[Dataset entries on figures]
>>>

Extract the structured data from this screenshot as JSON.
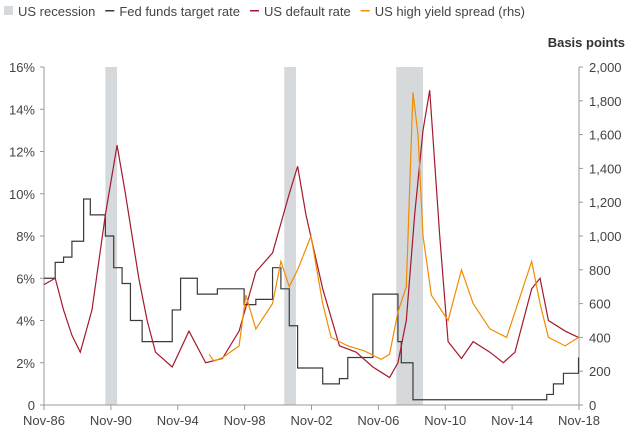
{
  "chart_data": {
    "type": "line",
    "title": "",
    "legend": [
      {
        "name": "US recession",
        "color": "#d5d9dc",
        "shape": "square"
      },
      {
        "name": "Fed funds target rate",
        "color": "#3a3a3a",
        "shape": "line"
      },
      {
        "name": "US default rate",
        "color": "#a31a2c",
        "shape": "line"
      },
      {
        "name": "US high yield spread (rhs)",
        "color": "#f08c00",
        "shape": "line"
      }
    ],
    "legend_position": "top-left",
    "y2label": "Basis points",
    "xlim": [
      1986.83,
      2018.83
    ],
    "ylim": [
      0,
      16
    ],
    "y2lim": [
      0,
      2000
    ],
    "x_ticks": [
      {
        "v": 1986.83,
        "label": "Nov-86"
      },
      {
        "v": 1990.83,
        "label": "Nov-90"
      },
      {
        "v": 1994.83,
        "label": "Nov-94"
      },
      {
        "v": 1998.83,
        "label": "Nov-98"
      },
      {
        "v": 2002.83,
        "label": "Nov-02"
      },
      {
        "v": 2006.83,
        "label": "Nov-06"
      },
      {
        "v": 2010.83,
        "label": "Nov-10"
      },
      {
        "v": 2014.83,
        "label": "Nov-14"
      },
      {
        "v": 2018.83,
        "label": "Nov-18"
      }
    ],
    "y_ticks": [
      {
        "v": 0,
        "label": "0"
      },
      {
        "v": 2,
        "label": "2%"
      },
      {
        "v": 4,
        "label": "4%"
      },
      {
        "v": 6,
        "label": "6%"
      },
      {
        "v": 8,
        "label": "8%"
      },
      {
        "v": 10,
        "label": "10%"
      },
      {
        "v": 12,
        "label": "12%"
      },
      {
        "v": 14,
        "label": "14%"
      },
      {
        "v": 16,
        "label": "16%"
      }
    ],
    "y2_ticks": [
      {
        "v": 0,
        "label": "0"
      },
      {
        "v": 200,
        "label": "200"
      },
      {
        "v": 400,
        "label": "400"
      },
      {
        "v": 600,
        "label": "600"
      },
      {
        "v": 800,
        "label": "800"
      },
      {
        "v": 1000,
        "label": "1,000"
      },
      {
        "v": 1200,
        "label": "1,200"
      },
      {
        "v": 1400,
        "label": "1,400"
      },
      {
        "v": 1600,
        "label": "1,600"
      },
      {
        "v": 1800,
        "label": "1,800"
      },
      {
        "v": 2000,
        "label": "2,000"
      }
    ],
    "recessions": [
      [
        1990.5,
        1991.2
      ],
      [
        2001.2,
        2001.9
      ],
      [
        2007.9,
        2009.5
      ]
    ],
    "series": [
      {
        "name": "Fed funds target rate",
        "axis": "left",
        "color": "#3a3a3a",
        "step": true,
        "points": [
          [
            1986.83,
            6
          ],
          [
            1987.5,
            6.75
          ],
          [
            1988,
            7
          ],
          [
            1988.5,
            7.75
          ],
          [
            1989.2,
            9.75
          ],
          [
            1989.6,
            9
          ],
          [
            1990.5,
            8
          ],
          [
            1991,
            6.5
          ],
          [
            1991.5,
            5.75
          ],
          [
            1992,
            4
          ],
          [
            1992.7,
            3
          ],
          [
            1994.1,
            3
          ],
          [
            1994.5,
            4.5
          ],
          [
            1995,
            6
          ],
          [
            1996,
            5.25
          ],
          [
            1997.2,
            5.5
          ],
          [
            1998.8,
            4.75
          ],
          [
            1999.5,
            5
          ],
          [
            2000.5,
            6.5
          ],
          [
            2001,
            5.5
          ],
          [
            2001.5,
            3.75
          ],
          [
            2002,
            1.75
          ],
          [
            2003.5,
            1
          ],
          [
            2004.5,
            1.25
          ],
          [
            2005,
            2.25
          ],
          [
            2006.5,
            5.25
          ],
          [
            2007.6,
            5.25
          ],
          [
            2008,
            3
          ],
          [
            2008.2,
            2
          ],
          [
            2008.9,
            0.25
          ],
          [
            2015.9,
            0.25
          ],
          [
            2016.9,
            0.5
          ],
          [
            2017.3,
            1
          ],
          [
            2017.9,
            1.5
          ],
          [
            2018.8,
            2.25
          ]
        ]
      },
      {
        "name": "US default rate",
        "axis": "left",
        "color": "#a31a2c",
        "points": [
          [
            1986.83,
            5.7
          ],
          [
            1987.5,
            6
          ],
          [
            1988,
            4.5
          ],
          [
            1988.5,
            3.3
          ],
          [
            1989,
            2.5
          ],
          [
            1989.7,
            4.5
          ],
          [
            1990.5,
            9
          ],
          [
            1991.2,
            12.3
          ],
          [
            1991.7,
            10
          ],
          [
            1992.5,
            6
          ],
          [
            1993,
            4
          ],
          [
            1993.5,
            2.5
          ],
          [
            1994.5,
            1.8
          ],
          [
            1995.5,
            3.5
          ],
          [
            1996.5,
            2
          ],
          [
            1997.5,
            2.2
          ],
          [
            1998.5,
            3.5
          ],
          [
            1999.5,
            6.3
          ],
          [
            2000.5,
            7.2
          ],
          [
            2001.5,
            10
          ],
          [
            2002,
            11.3
          ],
          [
            2002.5,
            9
          ],
          [
            2003.5,
            5.5
          ],
          [
            2004.5,
            2.8
          ],
          [
            2005.5,
            2.5
          ],
          [
            2006.5,
            1.8
          ],
          [
            2007.5,
            1.3
          ],
          [
            2008,
            2
          ],
          [
            2008.5,
            4
          ],
          [
            2009,
            9
          ],
          [
            2009.5,
            13
          ],
          [
            2009.9,
            14.9
          ],
          [
            2010.5,
            8
          ],
          [
            2011,
            3
          ],
          [
            2011.8,
            2.2
          ],
          [
            2012.5,
            3
          ],
          [
            2013.5,
            2.5
          ],
          [
            2014.3,
            2
          ],
          [
            2015,
            2.5
          ],
          [
            2016,
            5.5
          ],
          [
            2016.5,
            6
          ],
          [
            2017,
            4
          ],
          [
            2018,
            3.5
          ],
          [
            2018.8,
            3.2
          ]
        ]
      },
      {
        "name": "US high yield spread (rhs)",
        "axis": "right",
        "color": "#f08c00",
        "points": [
          [
            1996.7,
            300
          ],
          [
            1997,
            260
          ],
          [
            1997.5,
            280
          ],
          [
            1998.5,
            350
          ],
          [
            1998.9,
            650
          ],
          [
            1999.5,
            450
          ],
          [
            2000.5,
            600
          ],
          [
            2001,
            850
          ],
          [
            2001.5,
            700
          ],
          [
            2002,
            800
          ],
          [
            2002.8,
            1000
          ],
          [
            2003.5,
            600
          ],
          [
            2004,
            400
          ],
          [
            2005,
            350
          ],
          [
            2006,
            320
          ],
          [
            2007,
            270
          ],
          [
            2007.5,
            300
          ],
          [
            2008,
            550
          ],
          [
            2008.5,
            700
          ],
          [
            2008.9,
            1850
          ],
          [
            2009.2,
            1600
          ],
          [
            2009.5,
            1000
          ],
          [
            2010,
            650
          ],
          [
            2011,
            500
          ],
          [
            2011.8,
            800
          ],
          [
            2012.5,
            600
          ],
          [
            2013.5,
            450
          ],
          [
            2014.5,
            400
          ],
          [
            2015,
            550
          ],
          [
            2016,
            850
          ],
          [
            2016.5,
            600
          ],
          [
            2017,
            400
          ],
          [
            2018,
            350
          ],
          [
            2018.8,
            400
          ]
        ]
      }
    ]
  }
}
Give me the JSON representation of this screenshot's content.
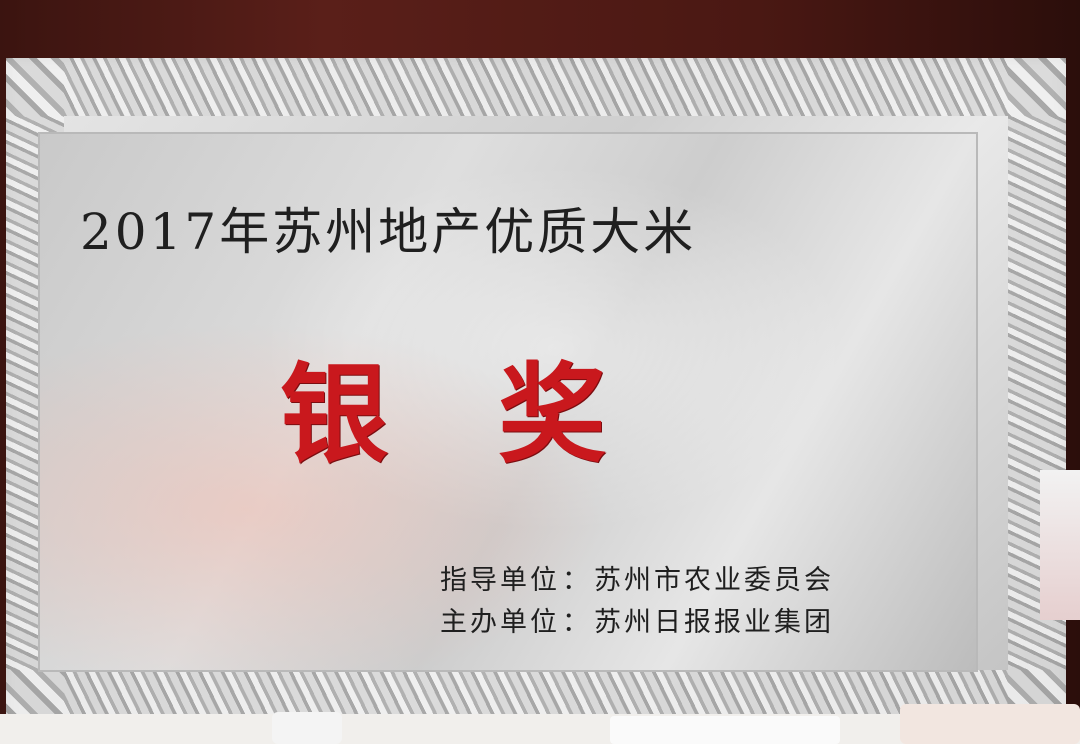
{
  "plaque": {
    "title": "2017年苏州地产优质大米",
    "award": "银奖",
    "organizers": [
      {
        "role": "指导单位",
        "name": "苏州市农业委员会"
      },
      {
        "role": "主办单位",
        "name": "苏州日报报业集团"
      }
    ]
  },
  "colors": {
    "award_red": "#c9181d",
    "frame_wood": "#4a1813",
    "plate_silver": "#d4d4d4"
  }
}
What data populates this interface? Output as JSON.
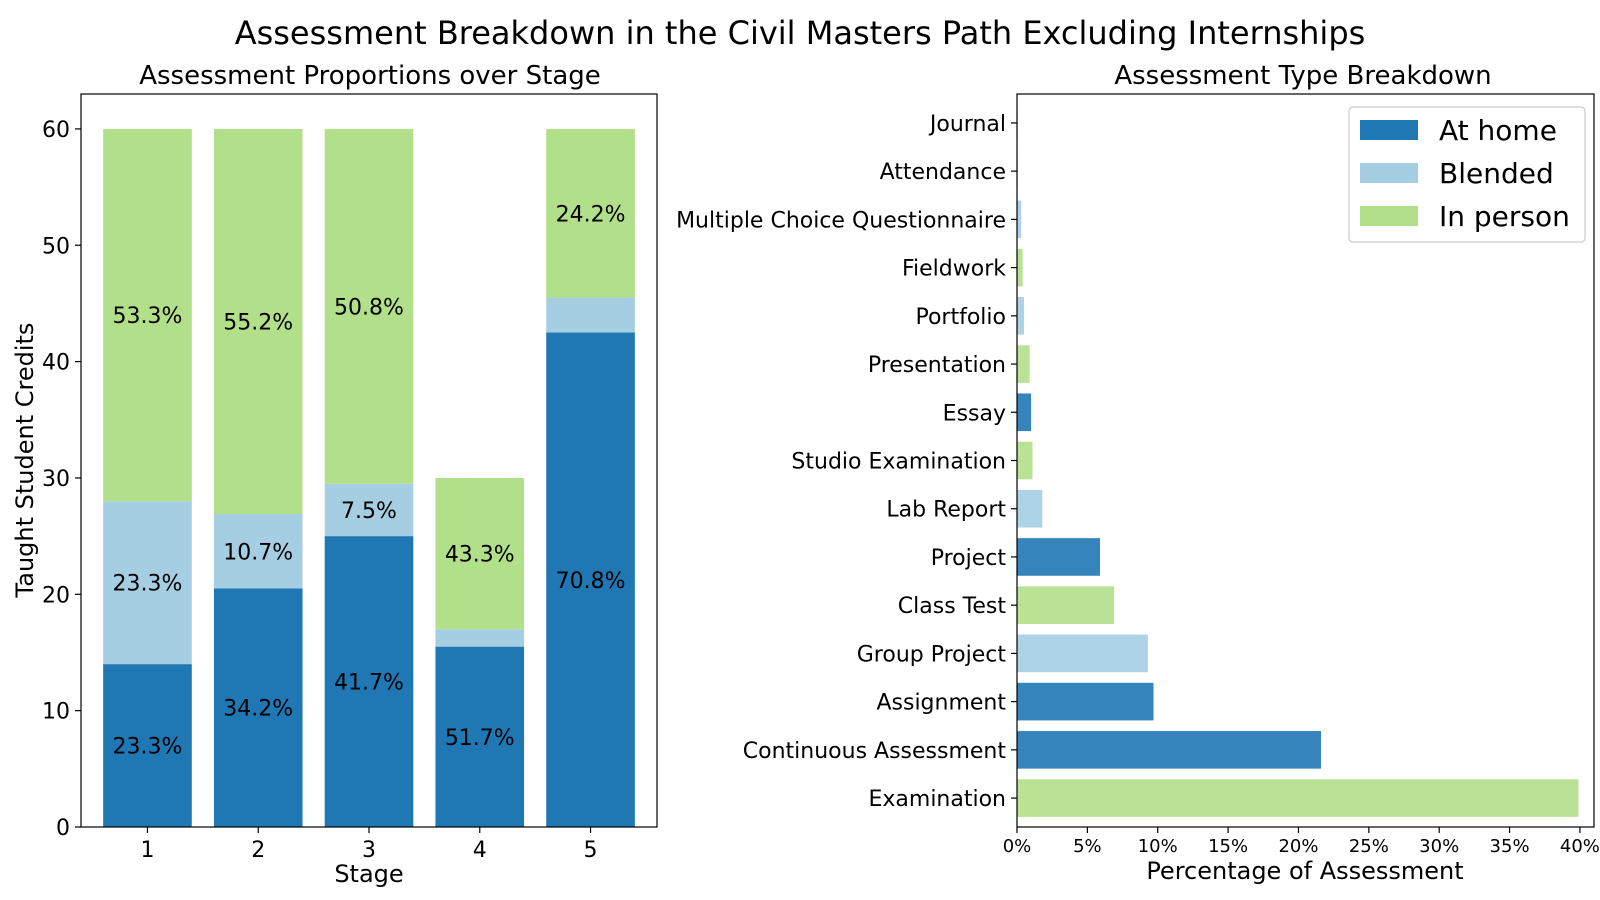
{
  "suptitle": "Assessment Breakdown in the  Civil Masters Path Excluding Internships",
  "chart_data": [
    {
      "type": "bar",
      "stacked": true,
      "title": "Assessment Proportions over Stage",
      "xlabel": "Stage",
      "ylabel": "Taught Student Credits",
      "categories": [
        "1",
        "2",
        "3",
        "4",
        "5"
      ],
      "ylim": [
        0,
        63
      ],
      "yticks": [
        "0",
        "10",
        "20",
        "30",
        "40",
        "50",
        "60"
      ],
      "series": [
        {
          "name": "At home",
          "color": "#1f77b4",
          "values": [
            14,
            20.5,
            25,
            15.5,
            42.5
          ],
          "labels": [
            "23.3%",
            "34.2%",
            "41.7%",
            "51.7%",
            "70.8%"
          ]
        },
        {
          "name": "Blended",
          "color": "#a6cee3",
          "values": [
            14,
            6.4,
            4.5,
            1.5,
            3
          ],
          "labels": [
            "23.3%",
            "10.7%",
            "7.5%",
            "",
            ""
          ]
        },
        {
          "name": "In person",
          "color": "#b2df8a",
          "values": [
            32,
            33.1,
            30.5,
            13,
            14.5
          ],
          "labels": [
            "53.3%",
            "55.2%",
            "50.8%",
            "43.3%",
            "24.2%"
          ]
        }
      ],
      "grid": false
    },
    {
      "type": "bar",
      "orientation": "horizontal",
      "title": "Assessment Type Breakdown",
      "xlabel": "Percentage of Assessment",
      "ylabel": "",
      "xlim": [
        0,
        41
      ],
      "xticks": [
        {
          "value": 0,
          "label": "0%"
        },
        {
          "value": 5,
          "label": "5%"
        },
        {
          "value": 10,
          "label": "10%"
        },
        {
          "value": 15,
          "label": "15%"
        },
        {
          "value": 20,
          "label": "20%"
        },
        {
          "value": 25,
          "label": "25%"
        },
        {
          "value": 30,
          "label": "30%"
        },
        {
          "value": 35,
          "label": "35%"
        },
        {
          "value": 40,
          "label": "40%"
        }
      ],
      "categories": [
        "Examination",
        "Continuous Assessment",
        "Assignment",
        "Group Project",
        "Class Test",
        "Project",
        "Lab Report",
        "Studio Examination",
        "Essay",
        "Presentation",
        "Portfolio",
        "Fieldwork",
        "Multiple Choice Questionnaire",
        "Attendance",
        "Journal"
      ],
      "values": [
        39.9,
        21.6,
        9.7,
        9.3,
        6.9,
        5.9,
        1.8,
        1.1,
        1.0,
        0.9,
        0.5,
        0.4,
        0.3,
        0.05,
        0.05
      ],
      "bar_types": [
        "In person",
        "At home",
        "At home",
        "Blended",
        "In person",
        "At home",
        "Blended",
        "In person",
        "At home",
        "In person",
        "Blended",
        "In person",
        "Blended",
        "Blended",
        "In person"
      ],
      "legend": {
        "position": "top-right",
        "entries": [
          {
            "label": "At home",
            "color": "#1f77b4"
          },
          {
            "label": "Blended",
            "color": "#a6cee3"
          },
          {
            "label": "In person",
            "color": "#b2df8a"
          }
        ]
      },
      "grid": false
    }
  ]
}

<<<

[Required work] Of the lines above, how many include the word "name"? Reply with the number alone.

[Written solution] 12